Write out each entry, exactly the way it appears.
++++++++++
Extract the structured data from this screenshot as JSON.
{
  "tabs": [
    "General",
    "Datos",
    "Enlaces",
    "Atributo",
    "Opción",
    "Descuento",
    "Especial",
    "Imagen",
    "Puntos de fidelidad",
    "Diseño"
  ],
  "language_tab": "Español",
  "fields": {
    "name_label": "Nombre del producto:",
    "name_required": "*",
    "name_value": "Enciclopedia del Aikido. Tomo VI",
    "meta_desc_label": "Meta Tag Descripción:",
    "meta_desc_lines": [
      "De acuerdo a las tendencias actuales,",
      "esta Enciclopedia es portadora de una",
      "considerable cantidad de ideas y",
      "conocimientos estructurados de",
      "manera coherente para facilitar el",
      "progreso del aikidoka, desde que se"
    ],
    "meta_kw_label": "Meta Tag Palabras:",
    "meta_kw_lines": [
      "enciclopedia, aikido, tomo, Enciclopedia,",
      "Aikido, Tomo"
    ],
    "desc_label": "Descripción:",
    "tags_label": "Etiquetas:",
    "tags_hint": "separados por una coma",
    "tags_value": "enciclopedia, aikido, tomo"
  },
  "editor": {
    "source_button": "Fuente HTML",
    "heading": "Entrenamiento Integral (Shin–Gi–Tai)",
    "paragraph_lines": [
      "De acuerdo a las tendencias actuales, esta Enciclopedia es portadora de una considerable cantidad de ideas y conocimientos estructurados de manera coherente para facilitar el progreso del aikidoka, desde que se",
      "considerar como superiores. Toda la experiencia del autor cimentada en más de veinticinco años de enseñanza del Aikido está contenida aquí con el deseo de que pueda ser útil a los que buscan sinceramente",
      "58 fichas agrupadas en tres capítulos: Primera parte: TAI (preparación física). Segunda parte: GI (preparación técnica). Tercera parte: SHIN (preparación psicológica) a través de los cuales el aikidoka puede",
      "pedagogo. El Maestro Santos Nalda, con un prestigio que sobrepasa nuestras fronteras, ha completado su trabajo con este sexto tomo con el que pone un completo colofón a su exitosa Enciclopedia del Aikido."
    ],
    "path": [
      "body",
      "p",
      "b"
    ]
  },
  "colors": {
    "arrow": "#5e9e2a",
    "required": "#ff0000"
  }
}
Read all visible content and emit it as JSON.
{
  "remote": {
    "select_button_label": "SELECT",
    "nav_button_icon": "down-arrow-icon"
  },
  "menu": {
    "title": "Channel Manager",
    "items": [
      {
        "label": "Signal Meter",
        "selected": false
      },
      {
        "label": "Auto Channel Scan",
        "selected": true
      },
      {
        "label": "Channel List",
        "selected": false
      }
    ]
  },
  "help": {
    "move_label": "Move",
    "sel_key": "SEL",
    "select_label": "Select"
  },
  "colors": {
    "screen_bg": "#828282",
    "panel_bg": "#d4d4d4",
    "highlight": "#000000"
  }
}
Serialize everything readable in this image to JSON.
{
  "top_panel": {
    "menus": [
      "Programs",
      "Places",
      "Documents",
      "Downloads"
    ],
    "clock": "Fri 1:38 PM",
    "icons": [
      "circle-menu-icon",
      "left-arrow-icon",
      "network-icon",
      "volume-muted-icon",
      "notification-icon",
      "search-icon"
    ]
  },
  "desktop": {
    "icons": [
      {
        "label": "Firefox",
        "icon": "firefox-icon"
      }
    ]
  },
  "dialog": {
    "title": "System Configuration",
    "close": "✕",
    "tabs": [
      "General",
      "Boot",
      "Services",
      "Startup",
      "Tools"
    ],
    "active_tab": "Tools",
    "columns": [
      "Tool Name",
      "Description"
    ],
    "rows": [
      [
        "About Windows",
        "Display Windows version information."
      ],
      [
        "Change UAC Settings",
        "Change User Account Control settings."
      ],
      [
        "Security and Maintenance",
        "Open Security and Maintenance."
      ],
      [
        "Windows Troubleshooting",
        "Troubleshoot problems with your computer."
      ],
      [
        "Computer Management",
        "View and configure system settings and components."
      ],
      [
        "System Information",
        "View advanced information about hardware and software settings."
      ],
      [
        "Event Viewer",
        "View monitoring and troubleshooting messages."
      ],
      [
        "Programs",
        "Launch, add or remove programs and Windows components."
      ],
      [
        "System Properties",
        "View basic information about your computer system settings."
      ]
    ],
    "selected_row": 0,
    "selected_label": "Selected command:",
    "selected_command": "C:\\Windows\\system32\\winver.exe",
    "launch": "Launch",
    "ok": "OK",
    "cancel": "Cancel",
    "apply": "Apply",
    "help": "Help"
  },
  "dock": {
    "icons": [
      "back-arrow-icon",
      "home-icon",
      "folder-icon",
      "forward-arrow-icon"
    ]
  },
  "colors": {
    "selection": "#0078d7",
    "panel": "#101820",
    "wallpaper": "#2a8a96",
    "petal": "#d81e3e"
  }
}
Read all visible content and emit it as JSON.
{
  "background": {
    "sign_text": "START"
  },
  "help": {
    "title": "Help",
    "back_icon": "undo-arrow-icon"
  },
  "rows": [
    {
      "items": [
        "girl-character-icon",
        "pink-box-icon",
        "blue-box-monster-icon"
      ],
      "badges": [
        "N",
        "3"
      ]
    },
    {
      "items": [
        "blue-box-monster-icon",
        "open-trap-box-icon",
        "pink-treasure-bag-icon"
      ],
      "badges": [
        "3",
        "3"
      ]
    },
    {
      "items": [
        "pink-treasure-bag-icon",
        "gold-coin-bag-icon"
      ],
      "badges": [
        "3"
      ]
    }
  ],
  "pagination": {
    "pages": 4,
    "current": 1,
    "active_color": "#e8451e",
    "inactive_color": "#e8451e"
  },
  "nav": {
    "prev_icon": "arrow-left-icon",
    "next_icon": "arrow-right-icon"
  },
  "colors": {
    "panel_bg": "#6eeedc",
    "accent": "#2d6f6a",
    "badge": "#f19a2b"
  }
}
++++++++++
Correct answer
Extract the structured data from this screenshot as JSON.
{
  "tabs": [
    "General",
    "Datos",
    "Enlaces",
    "Atributo",
    "Opción",
    "Descuento",
    "Especial",
    "Imagen",
    "Puntos de fidelidad",
    "Diseño"
  ],
  "language_tab": "Español",
  "fields": {
    "name_label": "Nombre del producto:",
    "name_required": "*",
    "name_value": "Enciclopedia del Aikido. Tomo VI",
    "meta_desc_label": "Meta Tag Descripción:",
    "meta_desc_lines": [
      "De acuerdo a las tendencias actuales,",
      "esta Enciclopedia es portadora de una",
      "considerable cantidad de ideas y",
      "conocimientos estructurados de",
      "manera coherente para facilitar el",
      "progreso del aikidoka, desde que se"
    ],
    "meta_kw_label": "Meta Tag Palabras:",
    "meta_kw_lines": [
      "enciclopedia, aikido, tomo, Enciclopedia,",
      "Aikido, Tomo"
    ],
    "desc_label": "Descripción:",
    "tags_label": "Etiquetas:",
    "tags_hint": "separados por una coma",
    "tags_value": "enciclopedia, aikido, tomo"
  },
  "editor": {
    "source_button": "Fuente HTML",
    "heading": "Entrenamiento Integral (Shin–Gi–Tai)",
    "paragraph_lines": [
      "De acuerdo a las tendencias actuales, esta Enciclopedia es portadora de una considerable cantidad de ideas y conocimientos estructurados de manera coherente para facilitar el progreso del aikidoka, desde que se",
      "considerar como superiores. Toda la experiencia del autor cimentada en más de veinticinco años de enseñanza del Aikido está contenida aquí con el deseo de que pueda ser útil a los que buscan sinceramente",
      "58 fichas agrupadas en tres capítulos: Primera parte: TAI (preparación física). Segunda parte: GI (preparación técnica). Tercera parte: SHIN (preparación psicológica) a través de los cuales el aikidoka puede",
      "pedagogo. El Maestro Santos Nalda, con un prestigio que sobrepasa nuestras fronteras, ha completado su trabajo con este sexto tomo con el que pone un completo colofón a su exitosa Enciclopedia del Aikido."
    ],
    "path": [
      "body",
      "p",
      "b"
    ]
  },
  "colors": {
    "arrow": "#5e9e2a",
    "required": "#ff0000"
  }
}
Read all visible content and emit it as JSON.
{
  "remote": {
    "select_button_label": "SELECT",
    "nav_button_icon": "down-arrow-icon"
  },
  "menu": {
    "title": "Channel Manager",
    "items": [
      {
        "label": "Signal Meter",
        "selected": false
      },
      {
        "label": "Auto Channel Scan",
        "selected": true
      },
      {
        "label": "Channel List",
        "selected": false
      }
    ]
  },
  "help": {
    "move_label": "Move",
    "sel_key": "SEL",
    "select_label": "Select"
  },
  "colors": {
    "screen_bg": "#828282",
    "panel_bg": "#d4d4d4",
    "highlight": "#000000"
  }
}
Serialize everything readable in this image to JSON.
{
  "top_panel": {
    "menus": [
      "Programs",
      "Places",
      "Documents",
      "Downloads"
    ],
    "clock": "Fri 1:38 PM",
    "icons": [
      "circle-menu-icon",
      "left-arrow-icon",
      "network-icon",
      "volume-muted-icon",
      "notification-icon",
      "search-icon"
    ]
  },
  "desktop": {
    "icons": [
      {
        "label": "Firefox",
        "icon": "firefox-icon"
      }
    ]
  },
  "dialog": {
    "title": "System Configuration",
    "close": "✕",
    "tabs": [
      "General",
      "Boot",
      "Services",
      "Startup",
      "Tools"
    ],
    "active_tab": "Tools",
    "columns": [
      "Tool Name",
      "Description"
    ],
    "rows": [
      [
        "About Windows",
        "Display Windows version information."
      ],
      [
        "Change UAC Settings",
        "Change User Account Control settings."
      ],
      [
        "Security and Maintenance",
        "Open Security and Maintenance."
      ],
      [
        "Windows Troubleshooting",
        "Troubleshoot problems with your computer."
      ],
      [
        "Computer Management",
        "View and configure system settings and components."
      ],
      [
        "System Information",
        "View advanced information about hardware and software settings."
      ],
      [
        "Event Viewer",
        "View monitoring and troubleshooting messages."
      ],
      [
        "Programs",
        "Launch, add or remove programs and Windows components."
      ],
      [
        "System Properties",
        "View basic information about your computer system settings."
      ]
    ],
    "selected_row": 0,
    "selected_label": "Selected command:",
    "selected_command": "C:\\Windows\\system32\\winver.exe",
    "launch": "Launch",
    "ok": "OK",
    "cancel": "Cancel",
    "apply": "Apply",
    "help": "Help"
  },
  "dock": {
    "icons": [
      "back-arrow-icon",
      "home-icon",
      "folder-icon",
      "forward-arrow-icon"
    ]
  },
  "colors": {
    "selection": "#0078d7",
    "panel": "#101820",
    "wallpaper": "#2a8a96",
    "petal": "#d81e3e"
  }
}
Read all visible content and emit it as JSON.
{
  "background": {
    "sign_text": "START"
  },
  "help": {
    "title": "Help",
    "back_icon": "undo-arrow-icon"
  },
  "rows": [
    {
      "items": [
        "girl-character-icon",
        "pink-box-icon",
        "blue-box-monster-icon"
      ],
      "badges": [
        "N",
        "3"
      ]
    },
    {
      "items": [
        "blue-box-monster-icon",
        "open-trap-box-icon",
        "pink-treasure-bag-icon"
      ],
      "badges": [
        "3",
        "3"
      ]
    },
    {
      "items": [
        "pink-treasure-bag-icon",
        "gold-coin-bag-icon"
      ],
      "badges": [
        "3"
      ]
    }
  ],
  "pagination": {
    "pages": 4,
    "current": 1,
    "active_color": "#e8451e",
    "inactive_color": "#e8451e"
  },
  "nav": {
    "prev_icon": "arrow-left-icon",
    "next_icon": "arrow-right-icon"
  },
  "colors": {
    "panel_bg": "#6eeedc",
    "accent": "#2d6f6a",
    "badge": "#f19a2b"
  }
}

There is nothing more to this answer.